## Assignment:
Give the number of lines in the listing below that include the word "waterproof", with nothing more.
★ ★ ★
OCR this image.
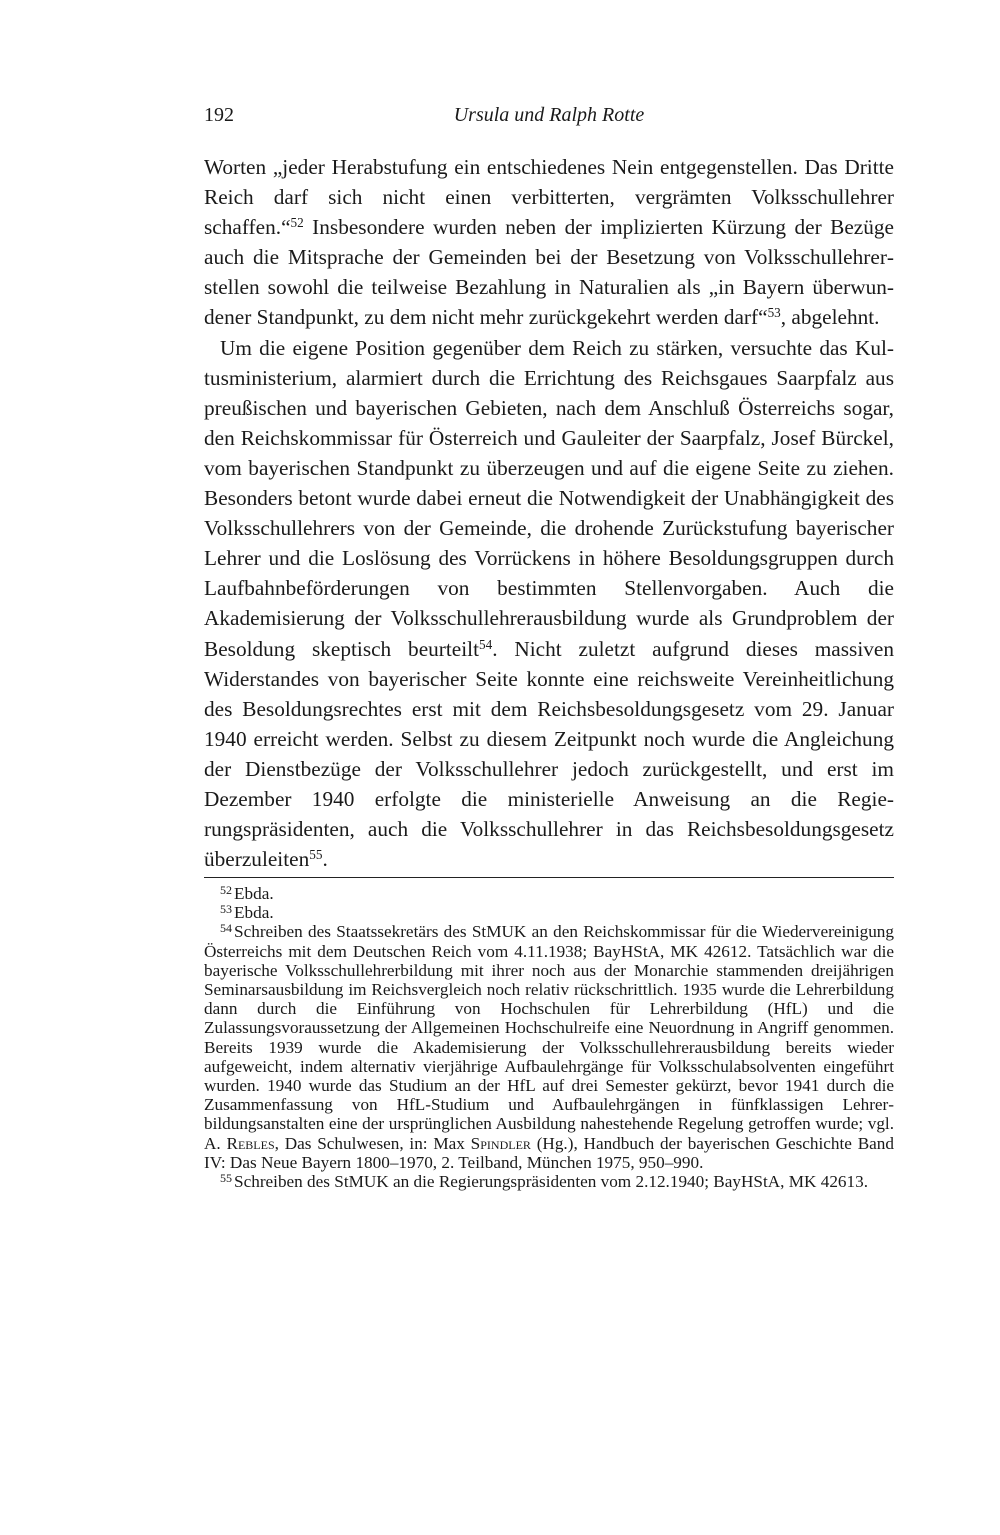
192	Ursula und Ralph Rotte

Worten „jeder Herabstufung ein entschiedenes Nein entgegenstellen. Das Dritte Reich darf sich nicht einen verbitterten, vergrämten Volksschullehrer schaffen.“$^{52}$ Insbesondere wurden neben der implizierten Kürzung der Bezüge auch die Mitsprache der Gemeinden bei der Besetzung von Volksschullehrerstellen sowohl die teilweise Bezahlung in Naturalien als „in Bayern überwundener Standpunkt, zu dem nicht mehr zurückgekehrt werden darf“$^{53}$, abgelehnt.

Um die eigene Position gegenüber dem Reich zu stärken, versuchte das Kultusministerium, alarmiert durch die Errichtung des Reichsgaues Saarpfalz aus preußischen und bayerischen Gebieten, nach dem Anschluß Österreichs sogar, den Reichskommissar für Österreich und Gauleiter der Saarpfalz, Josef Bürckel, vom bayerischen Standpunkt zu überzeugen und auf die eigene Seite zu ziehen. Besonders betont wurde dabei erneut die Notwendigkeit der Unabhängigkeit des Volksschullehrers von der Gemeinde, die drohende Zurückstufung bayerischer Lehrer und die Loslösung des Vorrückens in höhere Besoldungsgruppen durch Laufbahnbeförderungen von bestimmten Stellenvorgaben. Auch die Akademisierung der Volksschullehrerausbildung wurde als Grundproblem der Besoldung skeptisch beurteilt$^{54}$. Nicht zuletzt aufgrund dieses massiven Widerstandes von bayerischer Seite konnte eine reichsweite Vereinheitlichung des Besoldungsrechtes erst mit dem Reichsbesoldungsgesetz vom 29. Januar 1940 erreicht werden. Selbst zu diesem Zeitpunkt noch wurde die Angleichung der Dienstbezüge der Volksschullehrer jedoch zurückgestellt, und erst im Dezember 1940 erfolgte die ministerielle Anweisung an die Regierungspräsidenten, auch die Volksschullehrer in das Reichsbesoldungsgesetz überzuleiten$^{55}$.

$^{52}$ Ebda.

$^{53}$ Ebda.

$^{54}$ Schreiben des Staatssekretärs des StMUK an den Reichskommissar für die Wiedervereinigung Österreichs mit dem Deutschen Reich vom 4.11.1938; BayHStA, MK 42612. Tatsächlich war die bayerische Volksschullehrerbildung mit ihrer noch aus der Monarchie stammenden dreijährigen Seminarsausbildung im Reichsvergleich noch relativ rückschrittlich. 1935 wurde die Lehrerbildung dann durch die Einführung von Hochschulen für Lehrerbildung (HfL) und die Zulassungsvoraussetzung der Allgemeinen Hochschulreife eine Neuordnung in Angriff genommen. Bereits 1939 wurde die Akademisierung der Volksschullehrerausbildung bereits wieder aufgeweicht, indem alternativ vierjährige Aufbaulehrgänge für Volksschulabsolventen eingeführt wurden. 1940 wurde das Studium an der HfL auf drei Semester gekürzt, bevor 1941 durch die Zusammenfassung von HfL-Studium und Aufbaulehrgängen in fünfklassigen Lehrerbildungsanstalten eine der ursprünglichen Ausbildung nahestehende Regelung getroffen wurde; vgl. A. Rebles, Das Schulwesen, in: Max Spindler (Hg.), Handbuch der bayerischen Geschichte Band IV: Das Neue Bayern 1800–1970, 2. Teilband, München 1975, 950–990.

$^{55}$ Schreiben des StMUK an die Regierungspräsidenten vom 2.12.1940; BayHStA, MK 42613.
★ ★ ★
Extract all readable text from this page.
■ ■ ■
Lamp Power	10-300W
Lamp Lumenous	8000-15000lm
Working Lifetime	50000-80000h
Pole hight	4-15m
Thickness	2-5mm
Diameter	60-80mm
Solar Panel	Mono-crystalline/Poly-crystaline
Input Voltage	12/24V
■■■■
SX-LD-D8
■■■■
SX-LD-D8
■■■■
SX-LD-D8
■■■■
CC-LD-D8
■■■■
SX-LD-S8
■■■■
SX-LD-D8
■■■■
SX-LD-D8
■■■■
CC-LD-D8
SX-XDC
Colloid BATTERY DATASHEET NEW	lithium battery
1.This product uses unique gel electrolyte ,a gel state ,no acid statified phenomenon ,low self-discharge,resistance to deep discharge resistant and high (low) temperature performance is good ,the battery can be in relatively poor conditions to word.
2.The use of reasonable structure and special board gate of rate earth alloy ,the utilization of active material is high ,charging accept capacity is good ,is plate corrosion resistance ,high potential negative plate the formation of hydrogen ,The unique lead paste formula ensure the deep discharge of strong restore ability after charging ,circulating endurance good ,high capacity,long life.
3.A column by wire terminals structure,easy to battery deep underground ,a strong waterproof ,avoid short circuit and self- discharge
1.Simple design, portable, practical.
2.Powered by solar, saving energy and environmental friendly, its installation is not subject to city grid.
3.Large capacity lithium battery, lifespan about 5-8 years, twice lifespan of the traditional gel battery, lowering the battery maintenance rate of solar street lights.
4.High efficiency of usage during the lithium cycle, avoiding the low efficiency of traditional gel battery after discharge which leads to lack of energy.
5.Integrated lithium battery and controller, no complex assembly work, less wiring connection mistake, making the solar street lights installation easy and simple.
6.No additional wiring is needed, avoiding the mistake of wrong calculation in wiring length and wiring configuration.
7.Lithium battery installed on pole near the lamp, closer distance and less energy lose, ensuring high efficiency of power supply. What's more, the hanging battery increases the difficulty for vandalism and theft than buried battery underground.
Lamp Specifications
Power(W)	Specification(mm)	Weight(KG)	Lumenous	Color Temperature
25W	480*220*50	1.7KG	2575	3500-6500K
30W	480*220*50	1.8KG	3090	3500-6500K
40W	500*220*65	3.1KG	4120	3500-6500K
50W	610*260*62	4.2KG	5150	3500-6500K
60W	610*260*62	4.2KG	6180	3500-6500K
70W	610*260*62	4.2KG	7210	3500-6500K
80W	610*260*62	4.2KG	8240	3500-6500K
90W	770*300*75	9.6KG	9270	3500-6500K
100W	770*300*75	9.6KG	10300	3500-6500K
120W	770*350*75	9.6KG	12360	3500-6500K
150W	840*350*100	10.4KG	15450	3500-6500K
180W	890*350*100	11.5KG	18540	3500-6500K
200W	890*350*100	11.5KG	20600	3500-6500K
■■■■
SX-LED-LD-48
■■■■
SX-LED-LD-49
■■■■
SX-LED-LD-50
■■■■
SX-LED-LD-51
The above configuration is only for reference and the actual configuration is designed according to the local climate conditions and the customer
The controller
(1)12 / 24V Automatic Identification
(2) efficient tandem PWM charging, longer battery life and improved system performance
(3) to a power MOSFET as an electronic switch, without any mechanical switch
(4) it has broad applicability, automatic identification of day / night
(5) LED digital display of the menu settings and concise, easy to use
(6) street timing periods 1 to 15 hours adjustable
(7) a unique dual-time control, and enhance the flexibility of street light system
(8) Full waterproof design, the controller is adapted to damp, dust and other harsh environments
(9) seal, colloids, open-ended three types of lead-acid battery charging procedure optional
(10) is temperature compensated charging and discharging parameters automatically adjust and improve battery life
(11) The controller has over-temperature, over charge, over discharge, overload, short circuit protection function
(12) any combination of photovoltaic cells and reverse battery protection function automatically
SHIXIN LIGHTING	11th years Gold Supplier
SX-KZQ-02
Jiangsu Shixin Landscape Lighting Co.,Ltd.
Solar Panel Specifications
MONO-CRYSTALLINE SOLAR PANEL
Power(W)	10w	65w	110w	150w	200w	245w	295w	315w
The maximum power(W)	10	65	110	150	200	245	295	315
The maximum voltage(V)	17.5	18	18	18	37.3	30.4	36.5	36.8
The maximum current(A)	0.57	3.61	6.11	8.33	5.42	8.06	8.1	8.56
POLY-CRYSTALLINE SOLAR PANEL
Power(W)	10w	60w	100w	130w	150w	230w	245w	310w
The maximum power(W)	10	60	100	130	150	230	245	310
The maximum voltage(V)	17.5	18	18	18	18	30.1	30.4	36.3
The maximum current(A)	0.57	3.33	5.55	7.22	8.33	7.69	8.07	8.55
★ ★ ★
## Task output:
2